**SOURCE EXTRACT**.
## BEGIN
Are you thinking about moving your RRSP, TFSA, RESP, or RRIF from one bank to another?
There are many reasons why you may want to transfer your registered investment accounts from one financial institution to the other. Some of these include:
- To consolidate all your accounts in one bank or financial institution for ease of access and management.
- When looking for cheaper investing options such as lower MERs.
- Interest in proprietary investment assets available at a specific financial institution.
- Choosing to go with a self-directed account, i.e. Do-It-Yourself investing.
Transferring Registered Accounts Between Financial Institutions
In general, there are no tax consequences when you transfer your RRSP, TFSA, RESP, or RRIF directly between financial institutions. The transfer can be done in cash or in kind.
In kind transfer means that your investment assets are transferred directly to your new account in the receiving institution without any buying or selling taking place. For example, if you held 1,000 shares of TD in your old account, you will have the same amount in your new account.
In cash transfer means that assets in your old account are sold, and the resulting cash proceeds from the sale are transferred to your new account at the receiving institution, where it’s then used to purchase new investments as agreed to by you.
An in cash transfer is often recommended if your current investment holdings are proprietary and are not available or being offered at the receiving institution.
A potential downside to in cash transfers is if you are selling off your assets when prices are temporarily depressed – you could be hit with a significant loss!
## END
**DATA SEGMENT**.
## BEGIN
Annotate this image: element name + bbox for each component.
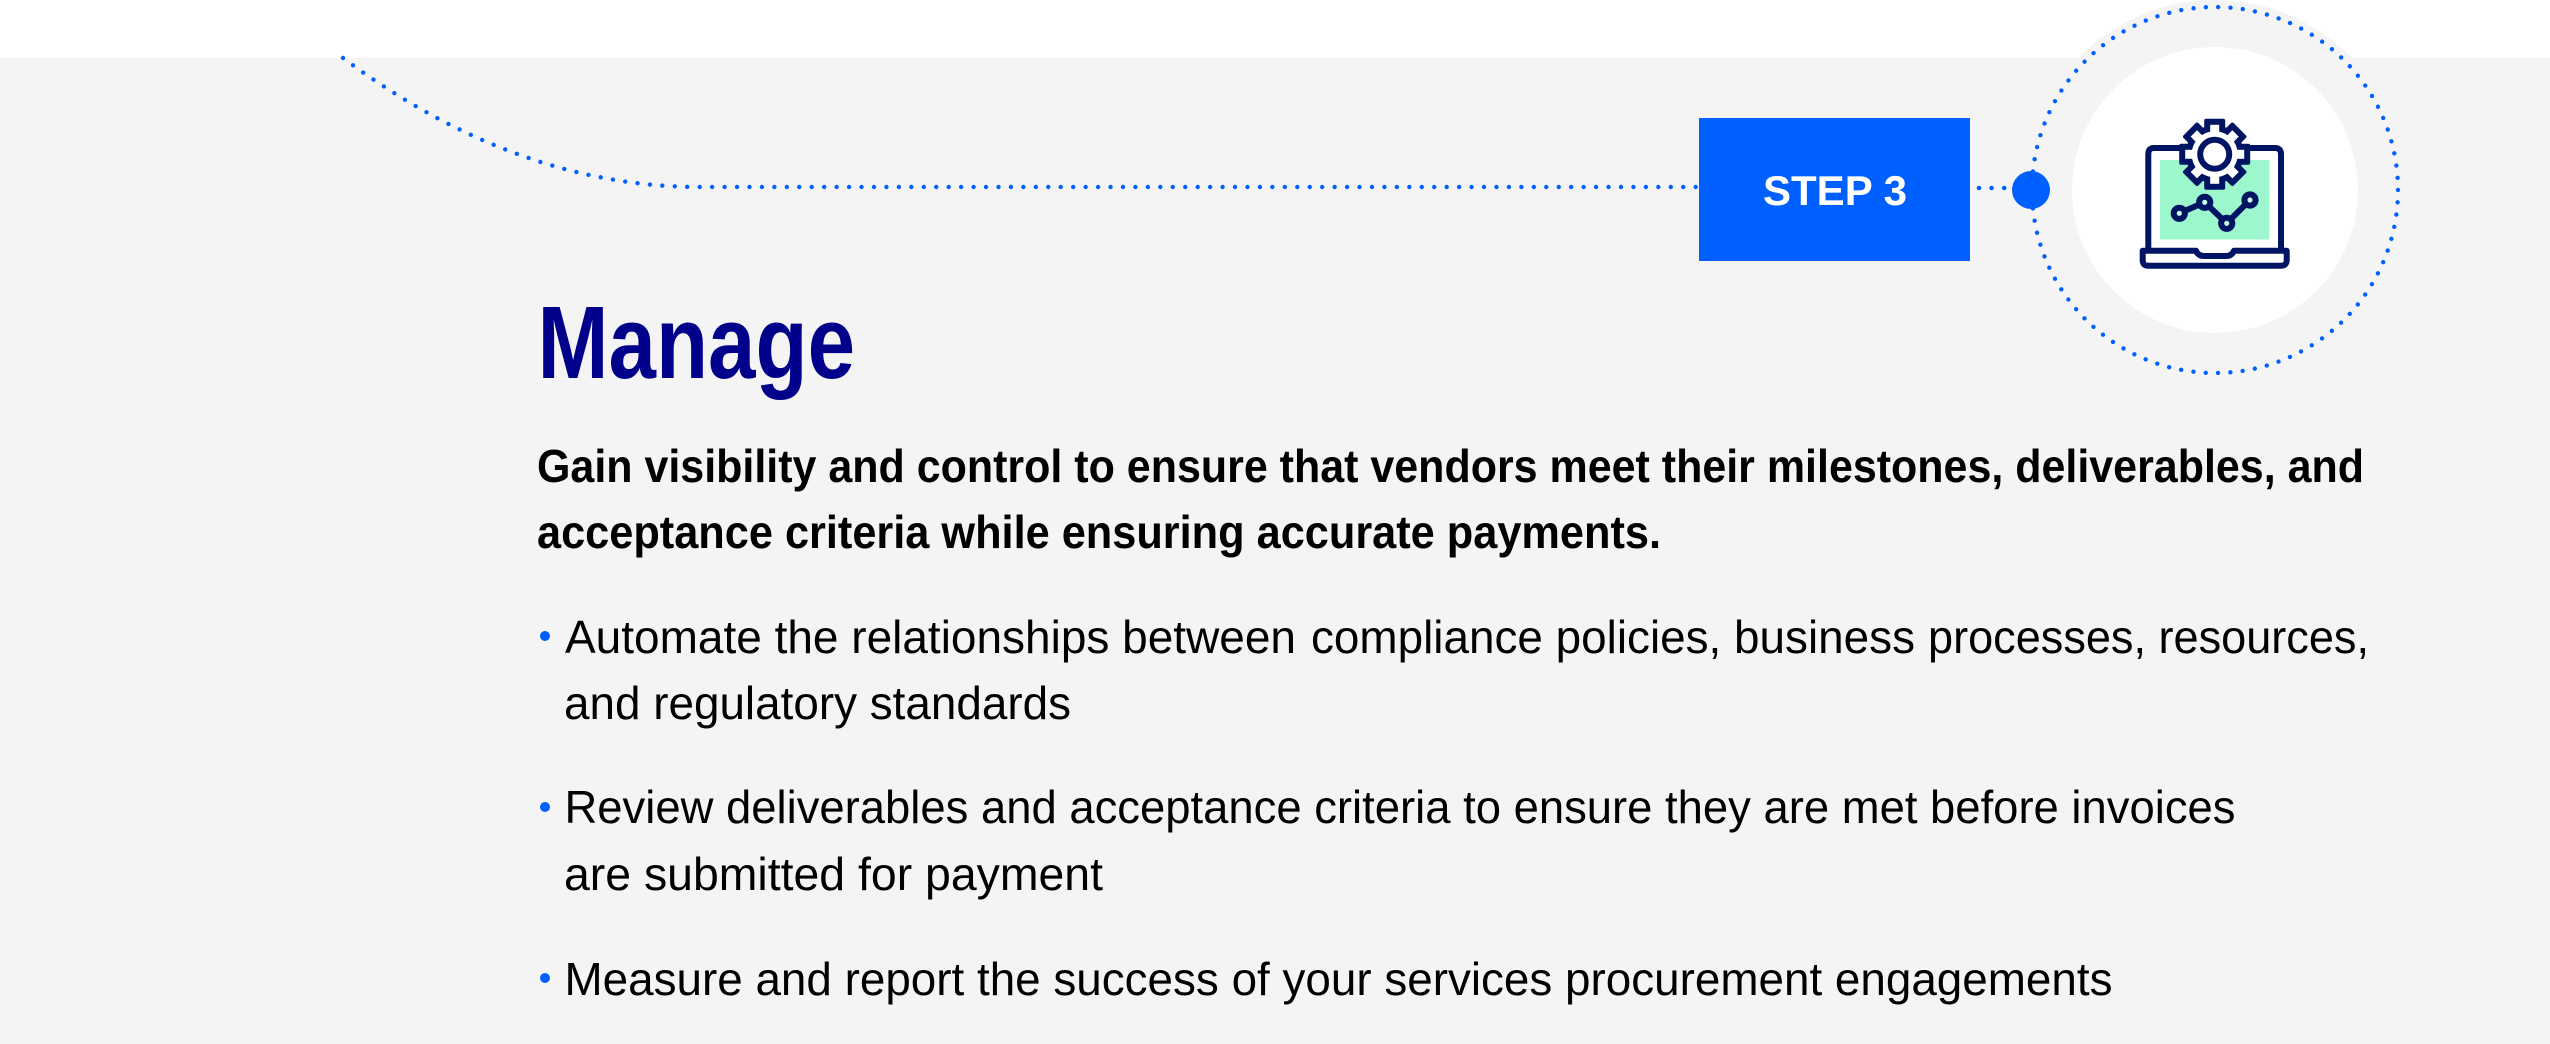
## END
**DIRECTION**.
From the text on moving registered accounts between banks, set down word for word the passage starting with "There are many" and going on through "specific financial institution.".

**SOLUTION TO THIS EXERCISE**.
There are many reasons why you may want to transfer your registered investment accounts from one financial institution to the other. Some of these include:
- To consolidate all your accounts in one bank or financial institution for ease of access and management.
- When looking for cheaper investing options such as lower MERs.
- Interest in proprietary investment assets available at a specific financial institution.